● WHAT IS ASKED
Please write out the material below exactly as given.

● RECORD EXTRACTS

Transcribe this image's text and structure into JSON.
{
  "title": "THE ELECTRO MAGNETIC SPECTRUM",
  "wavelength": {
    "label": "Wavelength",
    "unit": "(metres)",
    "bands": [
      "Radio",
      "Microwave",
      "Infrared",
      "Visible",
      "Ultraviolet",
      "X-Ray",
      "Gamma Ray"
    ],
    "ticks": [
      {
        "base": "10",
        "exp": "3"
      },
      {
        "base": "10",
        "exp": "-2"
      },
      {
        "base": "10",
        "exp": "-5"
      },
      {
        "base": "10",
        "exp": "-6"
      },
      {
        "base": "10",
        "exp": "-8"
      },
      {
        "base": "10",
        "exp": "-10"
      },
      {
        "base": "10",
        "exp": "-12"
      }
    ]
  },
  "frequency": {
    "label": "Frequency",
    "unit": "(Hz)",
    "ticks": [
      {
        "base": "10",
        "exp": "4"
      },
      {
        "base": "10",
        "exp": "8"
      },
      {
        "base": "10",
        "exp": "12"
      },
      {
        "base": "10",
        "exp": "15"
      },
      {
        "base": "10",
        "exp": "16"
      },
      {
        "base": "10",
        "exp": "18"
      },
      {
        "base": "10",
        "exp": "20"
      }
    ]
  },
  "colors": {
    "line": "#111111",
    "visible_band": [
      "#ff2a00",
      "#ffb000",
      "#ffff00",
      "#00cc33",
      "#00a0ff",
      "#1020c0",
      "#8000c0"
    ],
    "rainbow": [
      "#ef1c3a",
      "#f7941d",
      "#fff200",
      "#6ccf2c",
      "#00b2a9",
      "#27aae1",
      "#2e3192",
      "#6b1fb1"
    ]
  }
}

● TASK RESULT
Transcribe this image's text and structure into JSON.
{
  "title": "THE ELECTRO MAGNETIC SPECTRUM",
  "wavelength": {
    "label": "Wavelength",
    "unit": "(metres)",
    "bands": [
      "Radio",
      "Microwave",
      "Infrared",
      "Visible",
      "Ultraviolet",
      "X-Ray",
      "Gamma Ray"
    ],
    "ticks": [
      {
        "base": "10",
        "exp": "3"
      },
      {
        "base": "10",
        "exp": "-2"
      },
      {
        "base": "10",
        "exp": "-5"
      },
      {
        "base": "10",
        "exp": "-6"
      },
      {
        "base": "10",
        "exp": "-8"
      },
      {
        "base": "10",
        "exp": "-10"
      },
      {
        "base": "10",
        "exp": "-12"
      }
    ]
  },
  "frequency": {
    "label": "Frequency",
    "unit": "(Hz)",
    "ticks": [
      {
        "base": "10",
        "exp": "4"
      },
      {
        "base": "10",
        "exp": "8"
      },
      {
        "base": "10",
        "exp": "12"
      },
      {
        "base": "10",
        "exp": "15"
      },
      {
        "base": "10",
        "exp": "16"
      },
      {
        "base": "10",
        "exp": "18"
      },
      {
        "base": "10",
        "exp": "20"
      }
    ]
  },
  "colors": {
    "line": "#111111",
    "visible_band": [
      "#ff2a00",
      "#ffb000",
      "#ffff00",
      "#00cc33",
      "#00a0ff",
      "#1020c0",
      "#8000c0"
    ],
    "rainbow": [
      "#ef1c3a",
      "#f7941d",
      "#fff200",
      "#6ccf2c",
      "#00b2a9",
      "#27aae1",
      "#2e3192",
      "#6b1fb1"
    ]
  }
}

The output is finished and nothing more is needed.